§ Set problem:
Check every line of the material below for "html". Give the number of lines that have it, and only that.

--- Begin Records for this task ---

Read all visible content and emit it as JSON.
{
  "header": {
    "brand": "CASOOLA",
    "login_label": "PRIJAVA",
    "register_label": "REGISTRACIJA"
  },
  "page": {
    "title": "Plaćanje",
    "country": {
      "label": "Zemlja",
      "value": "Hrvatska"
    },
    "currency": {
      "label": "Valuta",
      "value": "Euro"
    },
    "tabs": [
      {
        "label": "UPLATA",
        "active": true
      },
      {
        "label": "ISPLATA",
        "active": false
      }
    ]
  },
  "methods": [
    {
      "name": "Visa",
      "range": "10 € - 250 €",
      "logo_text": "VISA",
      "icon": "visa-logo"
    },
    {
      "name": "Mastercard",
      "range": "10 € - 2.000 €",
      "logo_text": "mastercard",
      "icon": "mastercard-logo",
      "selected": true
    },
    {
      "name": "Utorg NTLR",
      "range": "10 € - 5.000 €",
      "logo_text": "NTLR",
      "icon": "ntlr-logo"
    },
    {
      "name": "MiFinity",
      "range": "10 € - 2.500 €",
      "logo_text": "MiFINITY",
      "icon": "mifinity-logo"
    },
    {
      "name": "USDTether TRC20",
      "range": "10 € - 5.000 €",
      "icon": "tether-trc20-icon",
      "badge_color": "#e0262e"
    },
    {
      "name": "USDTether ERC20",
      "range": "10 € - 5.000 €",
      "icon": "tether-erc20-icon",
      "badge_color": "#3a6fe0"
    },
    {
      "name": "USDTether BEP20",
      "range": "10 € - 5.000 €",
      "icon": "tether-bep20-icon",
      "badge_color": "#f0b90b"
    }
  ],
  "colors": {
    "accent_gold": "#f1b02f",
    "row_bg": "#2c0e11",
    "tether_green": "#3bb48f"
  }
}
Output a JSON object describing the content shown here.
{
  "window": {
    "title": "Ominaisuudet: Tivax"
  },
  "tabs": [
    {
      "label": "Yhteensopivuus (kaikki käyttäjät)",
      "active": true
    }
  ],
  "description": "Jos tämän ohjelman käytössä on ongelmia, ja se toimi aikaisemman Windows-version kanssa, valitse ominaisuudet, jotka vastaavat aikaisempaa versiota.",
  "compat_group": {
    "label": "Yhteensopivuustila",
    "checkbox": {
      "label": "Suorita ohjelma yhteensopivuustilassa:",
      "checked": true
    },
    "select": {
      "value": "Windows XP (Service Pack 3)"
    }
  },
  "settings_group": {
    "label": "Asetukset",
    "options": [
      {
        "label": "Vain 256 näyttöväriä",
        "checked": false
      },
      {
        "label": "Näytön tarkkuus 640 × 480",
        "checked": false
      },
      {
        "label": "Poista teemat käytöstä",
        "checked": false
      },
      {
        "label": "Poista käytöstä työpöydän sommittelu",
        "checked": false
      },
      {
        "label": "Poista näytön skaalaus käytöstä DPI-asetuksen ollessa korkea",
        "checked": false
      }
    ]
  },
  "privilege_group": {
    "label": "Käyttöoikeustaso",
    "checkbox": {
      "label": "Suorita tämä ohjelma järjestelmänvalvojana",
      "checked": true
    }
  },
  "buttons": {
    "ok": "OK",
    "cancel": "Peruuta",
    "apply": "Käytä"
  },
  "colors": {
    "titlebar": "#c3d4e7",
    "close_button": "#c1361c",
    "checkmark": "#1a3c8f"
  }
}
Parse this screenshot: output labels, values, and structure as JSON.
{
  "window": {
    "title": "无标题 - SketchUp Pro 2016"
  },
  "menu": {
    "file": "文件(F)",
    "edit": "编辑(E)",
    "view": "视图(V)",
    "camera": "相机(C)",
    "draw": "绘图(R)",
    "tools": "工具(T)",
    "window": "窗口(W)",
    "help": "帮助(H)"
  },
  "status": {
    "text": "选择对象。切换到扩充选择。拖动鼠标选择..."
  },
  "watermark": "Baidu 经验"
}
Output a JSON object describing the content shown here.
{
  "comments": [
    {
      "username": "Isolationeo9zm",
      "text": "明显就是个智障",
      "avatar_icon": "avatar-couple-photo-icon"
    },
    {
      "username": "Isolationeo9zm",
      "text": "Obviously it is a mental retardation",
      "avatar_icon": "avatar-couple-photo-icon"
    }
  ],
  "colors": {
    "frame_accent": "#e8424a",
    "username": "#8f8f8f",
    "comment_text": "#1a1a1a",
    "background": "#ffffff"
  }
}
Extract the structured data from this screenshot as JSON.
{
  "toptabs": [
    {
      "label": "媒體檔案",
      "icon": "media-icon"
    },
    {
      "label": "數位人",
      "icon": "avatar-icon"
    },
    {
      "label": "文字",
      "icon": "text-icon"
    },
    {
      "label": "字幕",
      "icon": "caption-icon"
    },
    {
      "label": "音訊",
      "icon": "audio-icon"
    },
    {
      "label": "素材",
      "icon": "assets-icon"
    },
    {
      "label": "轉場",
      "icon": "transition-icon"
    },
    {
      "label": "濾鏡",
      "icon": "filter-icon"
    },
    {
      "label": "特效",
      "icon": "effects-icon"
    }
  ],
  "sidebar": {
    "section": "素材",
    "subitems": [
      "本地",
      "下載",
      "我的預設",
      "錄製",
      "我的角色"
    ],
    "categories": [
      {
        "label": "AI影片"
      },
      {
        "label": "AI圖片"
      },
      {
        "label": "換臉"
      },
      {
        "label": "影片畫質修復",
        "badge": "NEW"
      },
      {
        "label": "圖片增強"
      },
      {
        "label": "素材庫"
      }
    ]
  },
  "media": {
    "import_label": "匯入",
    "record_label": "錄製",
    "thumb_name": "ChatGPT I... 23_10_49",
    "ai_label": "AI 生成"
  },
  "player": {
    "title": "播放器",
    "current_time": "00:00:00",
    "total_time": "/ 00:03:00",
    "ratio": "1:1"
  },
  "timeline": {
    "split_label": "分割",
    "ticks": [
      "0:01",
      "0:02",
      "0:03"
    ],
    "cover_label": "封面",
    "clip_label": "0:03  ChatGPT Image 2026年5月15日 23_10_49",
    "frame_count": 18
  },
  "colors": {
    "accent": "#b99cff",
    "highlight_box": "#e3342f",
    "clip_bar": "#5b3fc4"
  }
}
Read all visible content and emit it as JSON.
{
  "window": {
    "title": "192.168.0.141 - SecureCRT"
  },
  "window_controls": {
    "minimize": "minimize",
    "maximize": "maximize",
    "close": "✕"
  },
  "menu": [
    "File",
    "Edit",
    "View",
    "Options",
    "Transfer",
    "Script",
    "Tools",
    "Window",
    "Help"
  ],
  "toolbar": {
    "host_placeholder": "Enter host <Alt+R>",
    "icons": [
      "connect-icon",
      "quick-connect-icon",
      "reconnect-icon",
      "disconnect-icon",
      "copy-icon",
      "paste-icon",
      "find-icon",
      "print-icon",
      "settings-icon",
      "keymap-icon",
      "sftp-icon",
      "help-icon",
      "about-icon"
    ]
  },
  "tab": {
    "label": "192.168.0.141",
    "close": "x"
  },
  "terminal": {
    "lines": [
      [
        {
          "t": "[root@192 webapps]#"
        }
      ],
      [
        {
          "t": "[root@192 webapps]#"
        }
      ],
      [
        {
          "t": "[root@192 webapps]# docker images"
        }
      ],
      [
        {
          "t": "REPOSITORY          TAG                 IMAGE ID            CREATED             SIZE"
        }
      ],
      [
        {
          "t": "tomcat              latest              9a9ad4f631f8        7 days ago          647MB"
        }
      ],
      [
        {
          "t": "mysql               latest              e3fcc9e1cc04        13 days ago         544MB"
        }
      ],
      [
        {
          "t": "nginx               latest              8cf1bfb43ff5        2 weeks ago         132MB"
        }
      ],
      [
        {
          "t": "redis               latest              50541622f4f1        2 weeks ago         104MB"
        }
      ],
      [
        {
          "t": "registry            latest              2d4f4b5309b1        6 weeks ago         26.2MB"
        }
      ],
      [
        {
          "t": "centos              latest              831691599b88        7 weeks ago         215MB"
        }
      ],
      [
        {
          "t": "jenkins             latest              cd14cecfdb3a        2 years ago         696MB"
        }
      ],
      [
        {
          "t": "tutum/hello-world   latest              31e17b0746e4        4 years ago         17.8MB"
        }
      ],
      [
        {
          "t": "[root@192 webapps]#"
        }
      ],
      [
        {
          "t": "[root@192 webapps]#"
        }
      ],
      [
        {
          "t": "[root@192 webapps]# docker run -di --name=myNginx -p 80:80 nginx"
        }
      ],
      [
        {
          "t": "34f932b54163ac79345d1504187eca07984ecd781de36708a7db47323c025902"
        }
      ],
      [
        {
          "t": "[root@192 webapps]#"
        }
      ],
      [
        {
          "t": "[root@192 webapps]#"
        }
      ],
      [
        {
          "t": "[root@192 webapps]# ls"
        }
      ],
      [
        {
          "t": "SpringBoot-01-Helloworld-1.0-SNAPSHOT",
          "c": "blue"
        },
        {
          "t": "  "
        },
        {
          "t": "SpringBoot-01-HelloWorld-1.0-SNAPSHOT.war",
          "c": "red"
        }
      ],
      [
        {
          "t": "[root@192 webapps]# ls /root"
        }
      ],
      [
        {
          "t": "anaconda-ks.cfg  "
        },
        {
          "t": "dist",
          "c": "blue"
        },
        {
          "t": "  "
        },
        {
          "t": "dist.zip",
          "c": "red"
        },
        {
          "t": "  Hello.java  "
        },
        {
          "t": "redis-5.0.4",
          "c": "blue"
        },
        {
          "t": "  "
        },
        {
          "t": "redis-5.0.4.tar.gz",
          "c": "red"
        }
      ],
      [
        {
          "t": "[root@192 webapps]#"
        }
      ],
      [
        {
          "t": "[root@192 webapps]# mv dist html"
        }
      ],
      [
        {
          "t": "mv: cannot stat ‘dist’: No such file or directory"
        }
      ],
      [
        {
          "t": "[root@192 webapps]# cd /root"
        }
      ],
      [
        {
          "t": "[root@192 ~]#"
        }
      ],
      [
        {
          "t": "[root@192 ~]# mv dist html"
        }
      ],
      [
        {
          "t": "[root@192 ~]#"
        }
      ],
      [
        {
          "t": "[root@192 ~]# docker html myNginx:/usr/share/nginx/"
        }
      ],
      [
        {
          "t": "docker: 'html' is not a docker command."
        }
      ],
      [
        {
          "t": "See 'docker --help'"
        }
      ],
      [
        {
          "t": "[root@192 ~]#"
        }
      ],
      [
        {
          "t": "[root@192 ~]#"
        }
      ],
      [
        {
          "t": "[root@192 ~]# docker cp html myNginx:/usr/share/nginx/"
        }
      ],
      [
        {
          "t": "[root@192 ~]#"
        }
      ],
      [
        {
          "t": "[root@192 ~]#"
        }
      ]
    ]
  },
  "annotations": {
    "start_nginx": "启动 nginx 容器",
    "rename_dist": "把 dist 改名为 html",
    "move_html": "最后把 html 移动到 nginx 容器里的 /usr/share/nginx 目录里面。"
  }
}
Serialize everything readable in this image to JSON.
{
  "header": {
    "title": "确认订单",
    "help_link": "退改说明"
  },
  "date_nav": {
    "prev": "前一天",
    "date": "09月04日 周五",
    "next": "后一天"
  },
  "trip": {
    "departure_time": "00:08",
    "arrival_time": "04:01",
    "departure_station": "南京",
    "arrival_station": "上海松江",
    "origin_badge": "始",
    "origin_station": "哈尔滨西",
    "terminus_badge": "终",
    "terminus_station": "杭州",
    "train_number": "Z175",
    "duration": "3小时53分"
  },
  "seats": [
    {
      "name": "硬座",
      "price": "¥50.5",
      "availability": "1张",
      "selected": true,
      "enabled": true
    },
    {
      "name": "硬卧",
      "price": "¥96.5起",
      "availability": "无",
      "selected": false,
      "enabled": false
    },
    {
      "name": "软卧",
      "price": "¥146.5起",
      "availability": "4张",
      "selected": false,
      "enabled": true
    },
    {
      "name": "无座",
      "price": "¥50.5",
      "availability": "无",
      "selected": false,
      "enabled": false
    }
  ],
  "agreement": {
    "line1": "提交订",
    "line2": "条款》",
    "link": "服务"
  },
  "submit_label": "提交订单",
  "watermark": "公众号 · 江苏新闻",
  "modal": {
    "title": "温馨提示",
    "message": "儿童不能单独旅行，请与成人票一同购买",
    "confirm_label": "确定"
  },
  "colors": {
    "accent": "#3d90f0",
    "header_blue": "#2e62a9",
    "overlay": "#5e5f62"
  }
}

--- End Records for this task ---

§ Task result:
7